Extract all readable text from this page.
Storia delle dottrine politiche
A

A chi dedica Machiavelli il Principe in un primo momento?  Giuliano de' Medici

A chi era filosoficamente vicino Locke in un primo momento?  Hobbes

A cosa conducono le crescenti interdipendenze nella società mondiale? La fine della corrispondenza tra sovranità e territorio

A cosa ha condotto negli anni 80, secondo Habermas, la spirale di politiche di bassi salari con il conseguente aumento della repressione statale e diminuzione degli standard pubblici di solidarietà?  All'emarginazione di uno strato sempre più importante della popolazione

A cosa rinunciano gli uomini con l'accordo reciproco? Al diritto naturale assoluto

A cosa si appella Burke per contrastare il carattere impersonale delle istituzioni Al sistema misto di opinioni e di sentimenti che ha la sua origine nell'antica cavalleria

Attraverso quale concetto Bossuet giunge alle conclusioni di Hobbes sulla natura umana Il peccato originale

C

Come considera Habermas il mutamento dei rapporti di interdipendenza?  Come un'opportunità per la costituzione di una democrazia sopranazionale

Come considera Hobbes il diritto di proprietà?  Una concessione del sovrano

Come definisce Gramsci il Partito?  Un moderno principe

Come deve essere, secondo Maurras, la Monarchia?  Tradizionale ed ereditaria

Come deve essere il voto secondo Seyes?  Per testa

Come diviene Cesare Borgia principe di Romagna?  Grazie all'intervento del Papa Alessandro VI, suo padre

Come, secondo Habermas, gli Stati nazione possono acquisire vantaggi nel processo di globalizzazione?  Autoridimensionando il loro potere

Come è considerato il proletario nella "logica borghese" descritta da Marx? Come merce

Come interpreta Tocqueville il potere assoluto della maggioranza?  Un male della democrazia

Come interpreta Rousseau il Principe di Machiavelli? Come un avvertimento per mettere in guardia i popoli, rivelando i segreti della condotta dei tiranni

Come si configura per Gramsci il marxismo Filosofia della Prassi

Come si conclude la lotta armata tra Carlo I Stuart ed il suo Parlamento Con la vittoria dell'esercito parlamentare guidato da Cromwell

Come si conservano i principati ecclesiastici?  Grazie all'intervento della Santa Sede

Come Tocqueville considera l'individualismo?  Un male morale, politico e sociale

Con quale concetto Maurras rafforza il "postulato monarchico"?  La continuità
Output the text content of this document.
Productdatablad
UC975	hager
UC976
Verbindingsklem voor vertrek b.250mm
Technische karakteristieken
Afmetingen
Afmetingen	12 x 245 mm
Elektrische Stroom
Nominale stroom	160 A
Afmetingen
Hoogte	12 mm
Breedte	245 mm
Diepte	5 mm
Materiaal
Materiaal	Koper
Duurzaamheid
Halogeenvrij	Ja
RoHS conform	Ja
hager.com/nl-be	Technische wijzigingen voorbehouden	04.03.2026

:::::

What needs to be done
All of the lines above need to be given again exactly.

Correct response
Extract all readable text from this page.
Storia delle dottrine politiche
A

A chi dedica Machiavelli il Principe in un primo momento?  Giuliano de' Medici

A chi era filosoficamente vicino Locke in un primo momento?  Hobbes

A cosa conducono le crescenti interdipendenze nella società mondiale? La fine della corrispondenza tra sovranità e territorio

A cosa ha condotto negli anni 80, secondo Habermas, la spirale di politiche di bassi salari con il conseguente aumento della repressione statale e diminuzione degli standard pubblici di solidarietà?  All'emarginazione di uno strato sempre più importante della popolazione

A cosa rinunciano gli uomini con l'accordo reciproco? Al diritto naturale assoluto

A cosa si appella Burke per contrastare il carattere impersonale delle istituzioni Al sistema misto di opinioni e di sentimenti che ha la sua origine nell'antica cavalleria

Attraverso quale concetto Bossuet giunge alle conclusioni di Hobbes sulla natura umana Il peccato originale

C

Come considera Habermas il mutamento dei rapporti di interdipendenza?  Come un'opportunità per la costituzione di una democrazia sopranazionale

Come considera Hobbes il diritto di proprietà?  Una concessione del sovrano

Come definisce Gramsci il Partito?  Un moderno principe

Come deve essere, secondo Maurras, la Monarchia?  Tradizionale ed ereditaria

Come deve essere il voto secondo Seyes?  Per testa

Come diviene Cesare Borgia principe di Romagna?  Grazie all'intervento del Papa Alessandro VI, suo padre

Come, secondo Habermas, gli Stati nazione possono acquisire vantaggi nel processo di globalizzazione?  Autoridimensionando il loro potere

Come è considerato il proletario nella "logica borghese" descritta da Marx? Come merce

Come interpreta Tocqueville il potere assoluto della maggioranza?  Un male della democrazia

Come interpreta Rousseau il Principe di Machiavelli? Come un avvertimento per mettere in guardia i popoli, rivelando i segreti della condotta dei tiranni

Come si configura per Gramsci il marxismo Filosofia della Prassi

Come si conclude la lotta armata tra Carlo I Stuart ed il suo Parlamento Con la vittoria dell'esercito parlamentare guidato da Cromwell

Come si conservano i principati ecclesiastici?  Grazie all'intervento della Santa Sede

Come Tocqueville considera l'individualismo?  Un male morale, politico e sociale

Con quale concetto Maurras rafforza il "postulato monarchico"?  La continuità
Output the text content of this document.
Productdatablad
UC975	hager
UC976
Verbindingsklem voor vertrek b.250mm
Technische karakteristieken
Afmetingen
Afmetingen	12 x 245 mm
Elektrische Stroom
Nominale stroom	160 A
Afmetingen
Hoogte	12 mm
Breedte	245 mm
Diepte	5 mm
Materiaal
Materiaal	Koper
Duurzaamheid
Halogeenvrij	Ja
RoHS conform	Ja
hager.com/nl-be	Technische wijzigingen voorbehouden	04.03.2026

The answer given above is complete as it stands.